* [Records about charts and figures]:
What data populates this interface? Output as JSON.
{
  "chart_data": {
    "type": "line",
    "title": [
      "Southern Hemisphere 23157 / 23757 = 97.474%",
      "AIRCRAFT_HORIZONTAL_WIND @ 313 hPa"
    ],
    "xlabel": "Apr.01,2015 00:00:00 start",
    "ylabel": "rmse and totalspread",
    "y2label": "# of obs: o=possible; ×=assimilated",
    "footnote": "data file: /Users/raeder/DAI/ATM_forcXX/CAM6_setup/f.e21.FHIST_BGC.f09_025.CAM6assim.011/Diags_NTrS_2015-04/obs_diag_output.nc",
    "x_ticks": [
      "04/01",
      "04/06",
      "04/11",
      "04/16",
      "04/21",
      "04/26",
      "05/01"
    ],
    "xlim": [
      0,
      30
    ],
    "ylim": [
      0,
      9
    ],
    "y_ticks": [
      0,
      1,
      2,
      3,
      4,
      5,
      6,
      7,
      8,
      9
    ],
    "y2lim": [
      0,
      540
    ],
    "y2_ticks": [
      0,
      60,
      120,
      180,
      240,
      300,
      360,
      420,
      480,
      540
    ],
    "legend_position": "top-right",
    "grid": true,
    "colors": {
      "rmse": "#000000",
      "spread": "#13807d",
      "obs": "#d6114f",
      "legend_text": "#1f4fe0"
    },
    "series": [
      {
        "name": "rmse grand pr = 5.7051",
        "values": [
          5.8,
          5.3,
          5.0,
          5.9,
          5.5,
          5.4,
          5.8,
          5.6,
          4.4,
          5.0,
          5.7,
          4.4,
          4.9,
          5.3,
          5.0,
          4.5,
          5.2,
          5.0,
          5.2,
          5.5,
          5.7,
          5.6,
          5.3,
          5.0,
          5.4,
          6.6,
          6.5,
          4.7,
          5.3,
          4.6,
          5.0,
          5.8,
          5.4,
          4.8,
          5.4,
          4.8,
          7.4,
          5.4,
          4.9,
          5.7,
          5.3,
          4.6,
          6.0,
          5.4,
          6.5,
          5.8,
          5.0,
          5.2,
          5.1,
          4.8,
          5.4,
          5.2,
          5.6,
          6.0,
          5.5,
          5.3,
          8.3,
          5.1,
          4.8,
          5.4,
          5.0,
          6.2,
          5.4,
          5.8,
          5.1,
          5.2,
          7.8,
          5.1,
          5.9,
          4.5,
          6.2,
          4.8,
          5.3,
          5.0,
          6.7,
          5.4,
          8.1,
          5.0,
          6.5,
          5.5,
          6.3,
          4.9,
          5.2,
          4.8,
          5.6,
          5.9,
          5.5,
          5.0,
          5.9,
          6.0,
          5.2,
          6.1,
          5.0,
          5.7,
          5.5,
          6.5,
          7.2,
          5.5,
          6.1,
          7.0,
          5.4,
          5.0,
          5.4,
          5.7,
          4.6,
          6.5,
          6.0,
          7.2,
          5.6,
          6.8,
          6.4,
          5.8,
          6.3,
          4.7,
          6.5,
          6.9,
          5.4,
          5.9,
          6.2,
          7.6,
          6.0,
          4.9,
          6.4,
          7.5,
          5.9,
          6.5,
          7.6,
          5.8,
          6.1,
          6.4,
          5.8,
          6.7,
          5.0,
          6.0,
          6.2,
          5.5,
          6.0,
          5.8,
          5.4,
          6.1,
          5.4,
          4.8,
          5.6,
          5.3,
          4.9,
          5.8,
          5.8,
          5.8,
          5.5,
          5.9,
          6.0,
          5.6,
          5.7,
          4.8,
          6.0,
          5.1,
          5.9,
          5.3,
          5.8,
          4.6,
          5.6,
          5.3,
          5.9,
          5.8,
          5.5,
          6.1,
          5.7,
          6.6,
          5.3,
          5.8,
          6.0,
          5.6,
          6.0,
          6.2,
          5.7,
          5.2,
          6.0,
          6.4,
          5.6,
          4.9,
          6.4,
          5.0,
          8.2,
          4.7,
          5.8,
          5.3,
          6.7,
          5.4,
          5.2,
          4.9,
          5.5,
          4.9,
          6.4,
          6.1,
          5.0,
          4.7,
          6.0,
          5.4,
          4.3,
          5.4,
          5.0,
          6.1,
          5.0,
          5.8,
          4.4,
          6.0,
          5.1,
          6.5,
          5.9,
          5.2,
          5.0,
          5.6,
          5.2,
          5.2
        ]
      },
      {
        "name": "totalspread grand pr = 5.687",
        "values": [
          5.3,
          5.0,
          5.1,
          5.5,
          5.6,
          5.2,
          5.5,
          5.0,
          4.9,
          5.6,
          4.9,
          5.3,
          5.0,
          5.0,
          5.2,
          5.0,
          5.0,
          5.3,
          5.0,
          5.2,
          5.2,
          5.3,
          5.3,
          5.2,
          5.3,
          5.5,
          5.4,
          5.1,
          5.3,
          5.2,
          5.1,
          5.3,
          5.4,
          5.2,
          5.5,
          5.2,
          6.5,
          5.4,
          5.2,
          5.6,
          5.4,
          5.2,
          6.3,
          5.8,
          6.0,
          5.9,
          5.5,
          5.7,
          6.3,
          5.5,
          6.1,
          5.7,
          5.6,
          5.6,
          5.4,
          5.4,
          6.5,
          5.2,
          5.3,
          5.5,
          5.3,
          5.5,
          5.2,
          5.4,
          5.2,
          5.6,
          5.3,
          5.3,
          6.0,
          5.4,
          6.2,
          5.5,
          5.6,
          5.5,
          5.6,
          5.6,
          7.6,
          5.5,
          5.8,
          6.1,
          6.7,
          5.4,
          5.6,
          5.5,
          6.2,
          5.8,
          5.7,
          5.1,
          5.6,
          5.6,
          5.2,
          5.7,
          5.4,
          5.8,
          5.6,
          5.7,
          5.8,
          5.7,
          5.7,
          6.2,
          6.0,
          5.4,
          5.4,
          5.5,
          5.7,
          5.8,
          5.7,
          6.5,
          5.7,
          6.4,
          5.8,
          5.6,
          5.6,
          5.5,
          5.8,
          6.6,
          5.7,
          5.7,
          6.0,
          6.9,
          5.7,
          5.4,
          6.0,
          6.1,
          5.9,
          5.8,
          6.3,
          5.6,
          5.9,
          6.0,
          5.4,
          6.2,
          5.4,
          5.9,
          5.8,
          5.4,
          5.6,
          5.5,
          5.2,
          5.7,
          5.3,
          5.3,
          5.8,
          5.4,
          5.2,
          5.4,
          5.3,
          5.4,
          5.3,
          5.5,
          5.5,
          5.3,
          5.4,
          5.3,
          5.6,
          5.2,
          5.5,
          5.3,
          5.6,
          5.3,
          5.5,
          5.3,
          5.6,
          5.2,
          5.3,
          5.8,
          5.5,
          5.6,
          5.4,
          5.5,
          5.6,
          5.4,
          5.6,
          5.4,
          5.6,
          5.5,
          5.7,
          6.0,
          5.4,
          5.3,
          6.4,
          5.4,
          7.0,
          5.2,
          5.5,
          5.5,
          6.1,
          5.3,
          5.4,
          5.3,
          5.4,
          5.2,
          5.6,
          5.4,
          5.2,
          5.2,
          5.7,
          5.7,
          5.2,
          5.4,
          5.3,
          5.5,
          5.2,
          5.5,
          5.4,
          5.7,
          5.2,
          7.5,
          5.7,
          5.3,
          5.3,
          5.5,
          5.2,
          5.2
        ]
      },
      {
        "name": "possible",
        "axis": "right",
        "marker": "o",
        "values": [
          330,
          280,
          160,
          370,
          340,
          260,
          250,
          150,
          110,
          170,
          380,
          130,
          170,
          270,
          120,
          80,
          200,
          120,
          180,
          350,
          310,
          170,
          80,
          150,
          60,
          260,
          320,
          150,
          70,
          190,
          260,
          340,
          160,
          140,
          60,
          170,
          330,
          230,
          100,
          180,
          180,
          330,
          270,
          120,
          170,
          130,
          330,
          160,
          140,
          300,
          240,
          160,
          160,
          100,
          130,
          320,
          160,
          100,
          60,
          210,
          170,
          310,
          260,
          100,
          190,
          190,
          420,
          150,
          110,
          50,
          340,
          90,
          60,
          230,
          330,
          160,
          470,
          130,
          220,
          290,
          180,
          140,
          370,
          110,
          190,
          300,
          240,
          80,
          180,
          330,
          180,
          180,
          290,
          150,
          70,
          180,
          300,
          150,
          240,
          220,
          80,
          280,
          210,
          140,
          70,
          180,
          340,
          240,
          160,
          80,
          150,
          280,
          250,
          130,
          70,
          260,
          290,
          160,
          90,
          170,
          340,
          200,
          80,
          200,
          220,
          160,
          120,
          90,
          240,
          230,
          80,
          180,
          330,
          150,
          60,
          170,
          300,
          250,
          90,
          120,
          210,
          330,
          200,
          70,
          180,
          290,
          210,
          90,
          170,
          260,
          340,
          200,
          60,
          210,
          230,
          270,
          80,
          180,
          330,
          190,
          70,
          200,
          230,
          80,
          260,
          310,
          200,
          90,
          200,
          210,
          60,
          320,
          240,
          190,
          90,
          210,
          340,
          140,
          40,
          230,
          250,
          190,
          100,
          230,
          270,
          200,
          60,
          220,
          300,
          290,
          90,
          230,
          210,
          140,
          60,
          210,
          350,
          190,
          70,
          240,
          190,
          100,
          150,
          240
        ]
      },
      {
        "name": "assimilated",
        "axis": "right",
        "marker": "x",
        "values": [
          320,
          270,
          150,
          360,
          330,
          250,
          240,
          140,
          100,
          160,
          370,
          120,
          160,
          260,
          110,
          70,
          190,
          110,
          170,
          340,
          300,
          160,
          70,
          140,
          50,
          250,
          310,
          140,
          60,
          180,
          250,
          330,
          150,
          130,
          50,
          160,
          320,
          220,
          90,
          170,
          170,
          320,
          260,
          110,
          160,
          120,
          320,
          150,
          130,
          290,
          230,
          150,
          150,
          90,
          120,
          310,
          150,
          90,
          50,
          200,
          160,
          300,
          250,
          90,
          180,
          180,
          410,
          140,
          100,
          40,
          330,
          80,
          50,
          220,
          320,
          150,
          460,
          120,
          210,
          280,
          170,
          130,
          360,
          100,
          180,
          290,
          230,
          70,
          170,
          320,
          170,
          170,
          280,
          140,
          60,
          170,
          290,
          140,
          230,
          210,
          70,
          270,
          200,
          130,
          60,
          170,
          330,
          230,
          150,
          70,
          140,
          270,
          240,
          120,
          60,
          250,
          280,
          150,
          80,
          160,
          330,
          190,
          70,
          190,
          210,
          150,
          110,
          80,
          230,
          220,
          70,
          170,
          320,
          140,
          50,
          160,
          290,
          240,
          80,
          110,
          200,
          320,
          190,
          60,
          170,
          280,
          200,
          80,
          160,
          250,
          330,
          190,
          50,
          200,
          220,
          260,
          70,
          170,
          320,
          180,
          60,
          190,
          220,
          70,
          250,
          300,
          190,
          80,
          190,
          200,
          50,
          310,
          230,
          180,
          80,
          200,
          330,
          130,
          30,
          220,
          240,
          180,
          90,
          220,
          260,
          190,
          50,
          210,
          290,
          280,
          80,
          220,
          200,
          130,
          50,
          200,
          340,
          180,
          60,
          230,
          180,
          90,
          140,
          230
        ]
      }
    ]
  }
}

* [TASK REQUIREMENTS]: Show the lines of the data that hold the word "name".

* [EXERCISE SOLUTION]:
        "name": "rmse grand pr = 5.7051",
        "name": "totalspread grand pr = 5.687",
        "name": "possible",
        "name": "assimilated",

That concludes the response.